● **SHORT PROBLEM**
Your task is to extract every entry that follows word for word while excluding the pictures.

● **RECORDS SUPPLIED**
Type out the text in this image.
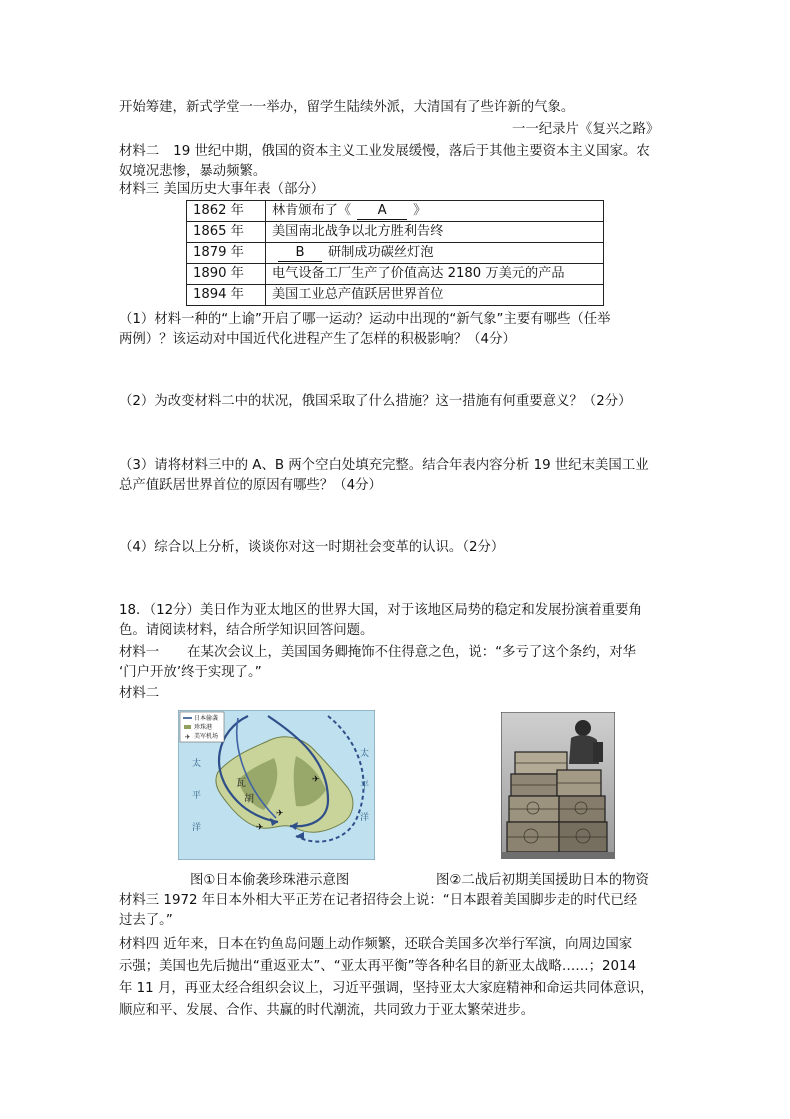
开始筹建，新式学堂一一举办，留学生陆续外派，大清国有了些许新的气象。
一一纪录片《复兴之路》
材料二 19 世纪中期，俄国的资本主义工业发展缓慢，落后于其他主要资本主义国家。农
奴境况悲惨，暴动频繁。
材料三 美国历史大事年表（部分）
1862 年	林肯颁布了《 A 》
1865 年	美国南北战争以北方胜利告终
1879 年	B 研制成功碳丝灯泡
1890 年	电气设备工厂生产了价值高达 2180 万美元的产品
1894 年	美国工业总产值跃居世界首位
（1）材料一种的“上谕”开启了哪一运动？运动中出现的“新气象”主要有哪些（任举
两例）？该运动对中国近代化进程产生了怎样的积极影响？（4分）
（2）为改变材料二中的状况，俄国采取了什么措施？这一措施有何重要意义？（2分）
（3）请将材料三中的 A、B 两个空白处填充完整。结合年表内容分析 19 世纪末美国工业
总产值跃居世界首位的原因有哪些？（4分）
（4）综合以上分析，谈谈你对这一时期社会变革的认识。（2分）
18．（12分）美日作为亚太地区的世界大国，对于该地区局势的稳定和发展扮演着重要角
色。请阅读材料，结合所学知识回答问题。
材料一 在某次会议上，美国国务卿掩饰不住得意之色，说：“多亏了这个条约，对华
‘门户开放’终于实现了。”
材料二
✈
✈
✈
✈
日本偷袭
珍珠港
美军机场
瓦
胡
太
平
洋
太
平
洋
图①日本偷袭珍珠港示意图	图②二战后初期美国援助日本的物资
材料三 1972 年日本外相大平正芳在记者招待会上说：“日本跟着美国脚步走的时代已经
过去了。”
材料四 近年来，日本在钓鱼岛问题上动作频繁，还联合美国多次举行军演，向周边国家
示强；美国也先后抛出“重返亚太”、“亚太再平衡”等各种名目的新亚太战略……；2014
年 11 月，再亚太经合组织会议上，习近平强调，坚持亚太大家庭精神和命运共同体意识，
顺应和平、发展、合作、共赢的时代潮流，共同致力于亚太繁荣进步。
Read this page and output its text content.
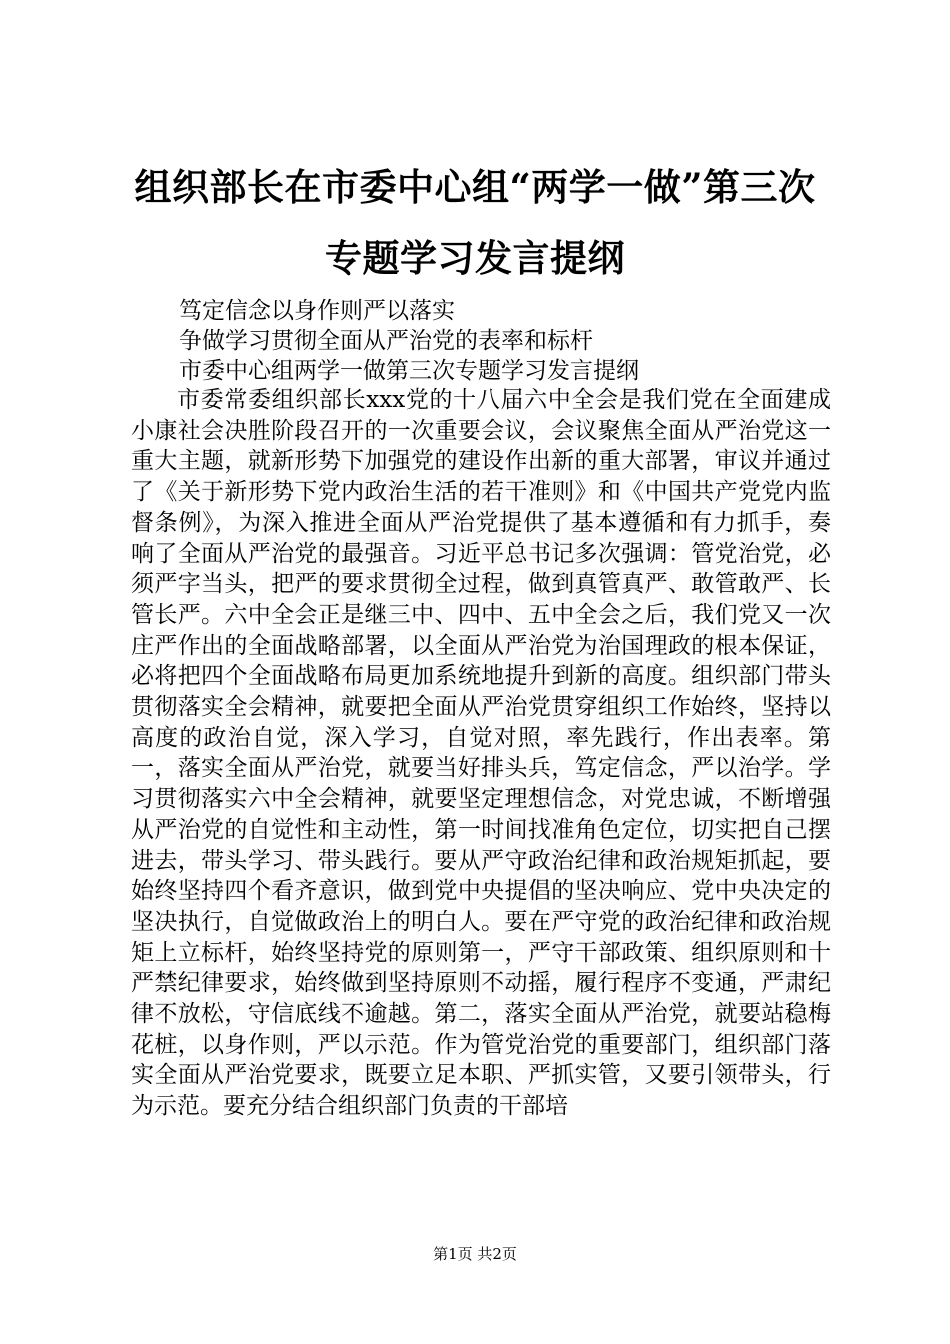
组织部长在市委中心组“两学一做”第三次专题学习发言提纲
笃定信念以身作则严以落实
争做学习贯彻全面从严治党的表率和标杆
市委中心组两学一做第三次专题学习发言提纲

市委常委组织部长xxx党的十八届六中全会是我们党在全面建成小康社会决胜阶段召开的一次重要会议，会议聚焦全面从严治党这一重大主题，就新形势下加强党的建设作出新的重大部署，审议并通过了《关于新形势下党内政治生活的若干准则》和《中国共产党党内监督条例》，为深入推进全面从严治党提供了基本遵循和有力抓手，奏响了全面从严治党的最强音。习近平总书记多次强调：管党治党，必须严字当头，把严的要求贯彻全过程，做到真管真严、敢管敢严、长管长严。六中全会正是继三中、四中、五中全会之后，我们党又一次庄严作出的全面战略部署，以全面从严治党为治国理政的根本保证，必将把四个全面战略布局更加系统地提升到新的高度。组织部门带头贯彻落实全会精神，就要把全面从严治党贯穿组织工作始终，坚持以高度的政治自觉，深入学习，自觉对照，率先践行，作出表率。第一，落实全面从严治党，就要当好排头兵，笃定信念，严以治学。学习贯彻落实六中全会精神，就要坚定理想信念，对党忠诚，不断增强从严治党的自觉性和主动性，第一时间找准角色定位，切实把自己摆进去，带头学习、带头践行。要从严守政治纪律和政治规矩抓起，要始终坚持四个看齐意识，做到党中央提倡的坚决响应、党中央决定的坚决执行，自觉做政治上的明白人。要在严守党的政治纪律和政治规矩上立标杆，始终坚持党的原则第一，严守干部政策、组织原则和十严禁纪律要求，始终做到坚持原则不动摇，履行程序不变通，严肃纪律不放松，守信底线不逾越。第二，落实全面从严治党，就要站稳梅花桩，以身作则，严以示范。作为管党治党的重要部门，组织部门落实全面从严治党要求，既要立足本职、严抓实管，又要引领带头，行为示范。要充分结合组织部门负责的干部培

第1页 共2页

● **TASK ANSWER**
Type out the text in this image.
开始筹建，新式学堂一一举办，留学生陆续外派，大清国有了些许新的气象。
一一纪录片《复兴之路》
材料二 19 世纪中期，俄国的资本主义工业发展缓慢，落后于其他主要资本主义国家。农
奴境况悲惨，暴动频繁。
材料三 美国历史大事年表（部分）
1862 年	林肯颁布了《 A 》
1865 年	美国南北战争以北方胜利告终
1879 年	B 研制成功碳丝灯泡
1890 年	电气设备工厂生产了价值高达 2180 万美元的产品
1894 年	美国工业总产值跃居世界首位
（1）材料一种的“上谕”开启了哪一运动？运动中出现的“新气象”主要有哪些（任举
两例）？该运动对中国近代化进程产生了怎样的积极影响？（4分）
（2）为改变材料二中的状况，俄国采取了什么措施？这一措施有何重要意义？（2分）
（3）请将材料三中的 A、B 两个空白处填充完整。结合年表内容分析 19 世纪末美国工业
总产值跃居世界首位的原因有哪些？（4分）
（4）综合以上分析，谈谈你对这一时期社会变革的认识。（2分）
18．（12分）美日作为亚太地区的世界大国，对于该地区局势的稳定和发展扮演着重要角
色。请阅读材料，结合所学知识回答问题。
材料一 在某次会议上，美国国务卿掩饰不住得意之色，说：“多亏了这个条约，对华
‘门户开放’终于实现了。”
材料二
✈
✈
✈
✈
日本偷袭
珍珠港
美军机场
瓦
胡
太
平
洋
太
平
洋
图①日本偷袭珍珠港示意图	图②二战后初期美国援助日本的物资
材料三 1972 年日本外相大平正芳在记者招待会上说：“日本跟着美国脚步走的时代已经
过去了。”
材料四 近年来，日本在钓鱼岛问题上动作频繁，还联合美国多次举行军演，向周边国家
示强；美国也先后抛出“重返亚太”、“亚太再平衡”等各种名目的新亚太战略……；2014
年 11 月，再亚太经合组织会议上，习近平强调，坚持亚太大家庭精神和命运共同体意识，
顺应和平、发展、合作、共赢的时代潮流，共同致力于亚太繁荣进步。
Read this page and output its text content.
组织部长在市委中心组“两学一做”第三次专题学习发言提纲
笃定信念以身作则严以落实
争做学习贯彻全面从严治党的表率和标杆
市委中心组两学一做第三次专题学习发言提纲

市委常委组织部长xxx党的十八届六中全会是我们党在全面建成小康社会决胜阶段召开的一次重要会议，会议聚焦全面从严治党这一重大主题，就新形势下加强党的建设作出新的重大部署，审议并通过了《关于新形势下党内政治生活的若干准则》和《中国共产党党内监督条例》，为深入推进全面从严治党提供了基本遵循和有力抓手，奏响了全面从严治党的最强音。习近平总书记多次强调：管党治党，必须严字当头，把严的要求贯彻全过程，做到真管真严、敢管敢严、长管长严。六中全会正是继三中、四中、五中全会之后，我们党又一次庄严作出的全面战略部署，以全面从严治党为治国理政的根本保证，必将把四个全面战略布局更加系统地提升到新的高度。组织部门带头贯彻落实全会精神，就要把全面从严治党贯穿组织工作始终，坚持以高度的政治自觉，深入学习，自觉对照，率先践行，作出表率。第一，落实全面从严治党，就要当好排头兵，笃定信念，严以治学。学习贯彻落实六中全会精神，就要坚定理想信念，对党忠诚，不断增强从严治党的自觉性和主动性，第一时间找准角色定位，切实把自己摆进去，带头学习、带头践行。要从严守政治纪律和政治规矩抓起，要始终坚持四个看齐意识，做到党中央提倡的坚决响应、党中央决定的坚决执行，自觉做政治上的明白人。要在严守党的政治纪律和政治规矩上立标杆，始终坚持党的原则第一，严守干部政策、组织原则和十严禁纪律要求，始终做到坚持原则不动摇，履行程序不变通，严肃纪律不放松，守信底线不逾越。第二，落实全面从严治党，就要站稳梅花桩，以身作则，严以示范。作为管党治党的重要部门，组织部门落实全面从严治党要求，既要立足本职、严抓实管，又要引领带头，行为示范。要充分结合组织部门负责的干部培

第1页 共2页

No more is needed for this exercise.